#### Exercise directions
Quote all of the data below exactly, please.

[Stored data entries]
◇ ◇ ◇ ◇ ◇ ◇ ◇
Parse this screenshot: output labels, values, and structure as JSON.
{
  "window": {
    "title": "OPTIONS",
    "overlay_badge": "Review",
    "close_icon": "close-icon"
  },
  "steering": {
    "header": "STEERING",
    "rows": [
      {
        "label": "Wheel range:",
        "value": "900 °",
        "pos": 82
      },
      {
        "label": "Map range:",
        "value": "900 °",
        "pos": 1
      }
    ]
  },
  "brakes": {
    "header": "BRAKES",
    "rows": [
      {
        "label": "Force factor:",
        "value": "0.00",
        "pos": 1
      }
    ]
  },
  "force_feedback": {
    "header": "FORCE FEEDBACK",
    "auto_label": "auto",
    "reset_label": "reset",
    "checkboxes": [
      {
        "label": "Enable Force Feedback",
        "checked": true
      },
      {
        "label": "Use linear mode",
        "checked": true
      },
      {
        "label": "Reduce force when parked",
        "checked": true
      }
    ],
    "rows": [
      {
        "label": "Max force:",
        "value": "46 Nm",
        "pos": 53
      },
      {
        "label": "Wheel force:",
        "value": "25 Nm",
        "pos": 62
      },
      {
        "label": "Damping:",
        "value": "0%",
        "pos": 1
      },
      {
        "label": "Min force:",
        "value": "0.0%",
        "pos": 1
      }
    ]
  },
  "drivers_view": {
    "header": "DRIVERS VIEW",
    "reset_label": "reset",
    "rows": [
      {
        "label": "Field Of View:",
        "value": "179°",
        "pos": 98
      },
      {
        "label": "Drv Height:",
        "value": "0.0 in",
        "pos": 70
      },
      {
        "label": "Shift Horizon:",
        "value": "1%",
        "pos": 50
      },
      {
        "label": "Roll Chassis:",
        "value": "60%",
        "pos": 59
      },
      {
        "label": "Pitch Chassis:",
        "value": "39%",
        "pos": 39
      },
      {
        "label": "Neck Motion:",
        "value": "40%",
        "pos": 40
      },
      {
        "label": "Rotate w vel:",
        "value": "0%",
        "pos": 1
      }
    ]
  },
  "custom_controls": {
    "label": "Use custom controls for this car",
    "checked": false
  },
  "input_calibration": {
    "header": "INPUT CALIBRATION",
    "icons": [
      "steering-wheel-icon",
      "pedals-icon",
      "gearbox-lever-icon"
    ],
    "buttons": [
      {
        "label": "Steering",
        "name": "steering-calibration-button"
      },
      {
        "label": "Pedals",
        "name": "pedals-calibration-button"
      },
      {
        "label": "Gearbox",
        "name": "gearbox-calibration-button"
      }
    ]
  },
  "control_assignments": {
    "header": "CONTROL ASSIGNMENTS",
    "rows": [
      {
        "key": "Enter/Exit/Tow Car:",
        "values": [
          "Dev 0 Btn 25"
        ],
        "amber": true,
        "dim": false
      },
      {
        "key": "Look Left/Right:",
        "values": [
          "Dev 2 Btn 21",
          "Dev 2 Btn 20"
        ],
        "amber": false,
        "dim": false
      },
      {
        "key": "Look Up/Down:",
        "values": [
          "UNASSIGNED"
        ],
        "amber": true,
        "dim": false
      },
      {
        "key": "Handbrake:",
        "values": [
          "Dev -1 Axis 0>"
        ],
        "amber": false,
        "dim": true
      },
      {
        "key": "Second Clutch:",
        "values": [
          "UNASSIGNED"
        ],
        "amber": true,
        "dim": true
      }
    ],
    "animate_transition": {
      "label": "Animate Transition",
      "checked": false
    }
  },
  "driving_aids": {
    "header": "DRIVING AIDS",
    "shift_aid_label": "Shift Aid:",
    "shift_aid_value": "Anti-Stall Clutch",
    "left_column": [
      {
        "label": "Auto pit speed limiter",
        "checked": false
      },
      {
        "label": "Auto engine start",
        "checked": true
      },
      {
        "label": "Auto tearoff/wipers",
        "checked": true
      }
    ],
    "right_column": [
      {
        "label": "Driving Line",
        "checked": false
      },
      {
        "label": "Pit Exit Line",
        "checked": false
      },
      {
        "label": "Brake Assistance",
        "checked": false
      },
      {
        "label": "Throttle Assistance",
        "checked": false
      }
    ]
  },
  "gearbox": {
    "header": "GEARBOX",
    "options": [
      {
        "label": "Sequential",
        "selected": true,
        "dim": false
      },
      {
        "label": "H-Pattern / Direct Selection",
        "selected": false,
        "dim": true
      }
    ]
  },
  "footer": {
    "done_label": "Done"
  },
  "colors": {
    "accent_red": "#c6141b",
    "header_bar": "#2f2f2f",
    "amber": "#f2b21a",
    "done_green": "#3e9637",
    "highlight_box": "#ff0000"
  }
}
◇ ◇ ◇ ◇ ◇ ◇ ◇
#### The answer
Parse this screenshot: output labels, values, and structure as JSON.
{
  "window": {
    "title": "OPTIONS",
    "overlay_badge": "Review",
    "close_icon": "close-icon"
  },
  "steering": {
    "header": "STEERING",
    "rows": [
      {
        "label": "Wheel range:",
        "value": "900 °",
        "pos": 82
      },
      {
        "label": "Map range:",
        "value": "900 °",
        "pos": 1
      }
    ]
  },
  "brakes": {
    "header": "BRAKES",
    "rows": [
      {
        "label": "Force factor:",
        "value": "0.00",
        "pos": 1
      }
    ]
  },
  "force_feedback": {
    "header": "FORCE FEEDBACK",
    "auto_label": "auto",
    "reset_label": "reset",
    "checkboxes": [
      {
        "label": "Enable Force Feedback",
        "checked": true
      },
      {
        "label": "Use linear mode",
        "checked": true
      },
      {
        "label": "Reduce force when parked",
        "checked": true
      }
    ],
    "rows": [
      {
        "label": "Max force:",
        "value": "46 Nm",
        "pos": 53
      },
      {
        "label": "Wheel force:",
        "value": "25 Nm",
        "pos": 62
      },
      {
        "label": "Damping:",
        "value": "0%",
        "pos": 1
      },
      {
        "label": "Min force:",
        "value": "0.0%",
        "pos": 1
      }
    ]
  },
  "drivers_view": {
    "header": "DRIVERS VIEW",
    "reset_label": "reset",
    "rows": [
      {
        "label": "Field Of View:",
        "value": "179°",
        "pos": 98
      },
      {
        "label": "Drv Height:",
        "value": "0.0 in",
        "pos": 70
      },
      {
        "label": "Shift Horizon:",
        "value": "1%",
        "pos": 50
      },
      {
        "label": "Roll Chassis:",
        "value": "60%",
        "pos": 59
      },
      {
        "label": "Pitch Chassis:",
        "value": "39%",
        "pos": 39
      },
      {
        "label": "Neck Motion:",
        "value": "40%",
        "pos": 40
      },
      {
        "label": "Rotate w vel:",
        "value": "0%",
        "pos": 1
      }
    ]
  },
  "custom_controls": {
    "label": "Use custom controls for this car",
    "checked": false
  },
  "input_calibration": {
    "header": "INPUT CALIBRATION",
    "icons": [
      "steering-wheel-icon",
      "pedals-icon",
      "gearbox-lever-icon"
    ],
    "buttons": [
      {
        "label": "Steering",
        "name": "steering-calibration-button"
      },
      {
        "label": "Pedals",
        "name": "pedals-calibration-button"
      },
      {
        "label": "Gearbox",
        "name": "gearbox-calibration-button"
      }
    ]
  },
  "control_assignments": {
    "header": "CONTROL ASSIGNMENTS",
    "rows": [
      {
        "key": "Enter/Exit/Tow Car:",
        "values": [
          "Dev 0 Btn 25"
        ],
        "amber": true,
        "dim": false
      },
      {
        "key": "Look Left/Right:",
        "values": [
          "Dev 2 Btn 21",
          "Dev 2 Btn 20"
        ],
        "amber": false,
        "dim": false
      },
      {
        "key": "Look Up/Down:",
        "values": [
          "UNASSIGNED"
        ],
        "amber": true,
        "dim": false
      },
      {
        "key": "Handbrake:",
        "values": [
          "Dev -1 Axis 0>"
        ],
        "amber": false,
        "dim": true
      },
      {
        "key": "Second Clutch:",
        "values": [
          "UNASSIGNED"
        ],
        "amber": true,
        "dim": true
      }
    ],
    "animate_transition": {
      "label": "Animate Transition",
      "checked": false
    }
  },
  "driving_aids": {
    "header": "DRIVING AIDS",
    "shift_aid_label": "Shift Aid:",
    "shift_aid_value": "Anti-Stall Clutch",
    "left_column": [
      {
        "label": "Auto pit speed limiter",
        "checked": false
      },
      {
        "label": "Auto engine start",
        "checked": true
      },
      {
        "label": "Auto tearoff/wipers",
        "checked": true
      }
    ],
    "right_column": [
      {
        "label": "Driving Line",
        "checked": false
      },
      {
        "label": "Pit Exit Line",
        "checked": false
      },
      {
        "label": "Brake Assistance",
        "checked": false
      },
      {
        "label": "Throttle Assistance",
        "checked": false
      }
    ]
  },
  "gearbox": {
    "header": "GEARBOX",
    "options": [
      {
        "label": "Sequential",
        "selected": true,
        "dim": false
      },
      {
        "label": "H-Pattern / Direct Selection",
        "selected": false,
        "dim": true
      }
    ]
  },
  "footer": {
    "done_label": "Done"
  },
  "colors": {
    "accent_red": "#c6141b",
    "header_bar": "#2f2f2f",
    "amber": "#f2b21a",
    "done_green": "#3e9637",
    "highlight_box": "#ff0000"
  }
}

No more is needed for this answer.